Set task. Output every entry exactly as given.

Stored records
══════════

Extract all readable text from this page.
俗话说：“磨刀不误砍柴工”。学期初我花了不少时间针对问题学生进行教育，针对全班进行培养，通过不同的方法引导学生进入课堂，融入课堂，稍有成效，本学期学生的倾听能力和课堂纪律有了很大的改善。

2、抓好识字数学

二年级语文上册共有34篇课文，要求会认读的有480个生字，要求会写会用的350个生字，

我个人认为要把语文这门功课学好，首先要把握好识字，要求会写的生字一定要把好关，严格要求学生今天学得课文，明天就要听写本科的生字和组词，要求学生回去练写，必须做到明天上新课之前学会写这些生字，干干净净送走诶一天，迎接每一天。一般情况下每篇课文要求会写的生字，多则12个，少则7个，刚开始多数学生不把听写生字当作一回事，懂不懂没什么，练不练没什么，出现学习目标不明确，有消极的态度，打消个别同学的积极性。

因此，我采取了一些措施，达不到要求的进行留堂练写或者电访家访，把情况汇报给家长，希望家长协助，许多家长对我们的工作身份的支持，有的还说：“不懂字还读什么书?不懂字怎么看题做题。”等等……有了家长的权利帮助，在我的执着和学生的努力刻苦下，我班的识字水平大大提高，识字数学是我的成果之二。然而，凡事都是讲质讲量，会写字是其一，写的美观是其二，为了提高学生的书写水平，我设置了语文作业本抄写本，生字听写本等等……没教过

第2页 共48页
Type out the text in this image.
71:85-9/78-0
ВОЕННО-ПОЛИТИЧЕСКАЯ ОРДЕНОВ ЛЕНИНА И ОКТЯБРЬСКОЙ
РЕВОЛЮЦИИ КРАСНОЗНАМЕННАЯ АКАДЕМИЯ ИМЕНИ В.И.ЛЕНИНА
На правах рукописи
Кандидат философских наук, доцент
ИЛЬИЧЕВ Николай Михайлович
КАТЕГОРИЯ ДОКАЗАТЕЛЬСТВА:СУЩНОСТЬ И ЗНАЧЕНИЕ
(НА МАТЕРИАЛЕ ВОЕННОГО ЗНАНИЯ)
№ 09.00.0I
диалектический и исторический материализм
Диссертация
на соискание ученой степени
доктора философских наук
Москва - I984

══════════

Worked solution.
Extract all readable text from this page.
俗话说：“磨刀不误砍柴工”。学期初我花了不少时间针对问题学生进行教育，针对全班进行培养，通过不同的方法引导学生进入课堂，融入课堂，稍有成效，本学期学生的倾听能力和课堂纪律有了很大的改善。

2、抓好识字数学

二年级语文上册共有34篇课文，要求会认读的有480个生字，要求会写会用的350个生字，

我个人认为要把语文这门功课学好，首先要把握好识字，要求会写的生字一定要把好关，严格要求学生今天学得课文，明天就要听写本科的生字和组词，要求学生回去练写，必须做到明天上新课之前学会写这些生字，干干净净送走诶一天，迎接每一天。一般情况下每篇课文要求会写的生字，多则12个，少则7个，刚开始多数学生不把听写生字当作一回事，懂不懂没什么，练不练没什么，出现学习目标不明确，有消极的态度，打消个别同学的积极性。

因此，我采取了一些措施，达不到要求的进行留堂练写或者电访家访，把情况汇报给家长，希望家长协助，许多家长对我们的工作身份的支持，有的还说：“不懂字还读什么书?不懂字怎么看题做题。”等等……有了家长的权利帮助，在我的执着和学生的努力刻苦下，我班的识字水平大大提高，识字数学是我的成果之二。然而，凡事都是讲质讲量，会写字是其一，写的美观是其二，为了提高学生的书写水平，我设置了语文作业本抄写本，生字听写本等等……没教过

第2页 共48页
Type out the text in this image.
71:85-9/78-0
ВОЕННО-ПОЛИТИЧЕСКАЯ ОРДЕНОВ ЛЕНИНА И ОКТЯБРЬСКОЙ
РЕВОЛЮЦИИ КРАСНОЗНАМЕННАЯ АКАДЕМИЯ ИМЕНИ В.И.ЛЕНИНА
На правах рукописи
Кандидат философских наук, доцент
ИЛЬИЧЕВ Николай Михайлович
КАТЕГОРИЯ ДОКАЗАТЕЛЬСТВА:СУЩНОСТЬ И ЗНАЧЕНИЕ
(НА МАТЕРИАЛЕ ВОЕННОГО ЗНАНИЯ)
№ 09.00.0I
диалектический и исторический материализм
Диссертация
на соискание ученой степени
доктора философских наук
Москва - I984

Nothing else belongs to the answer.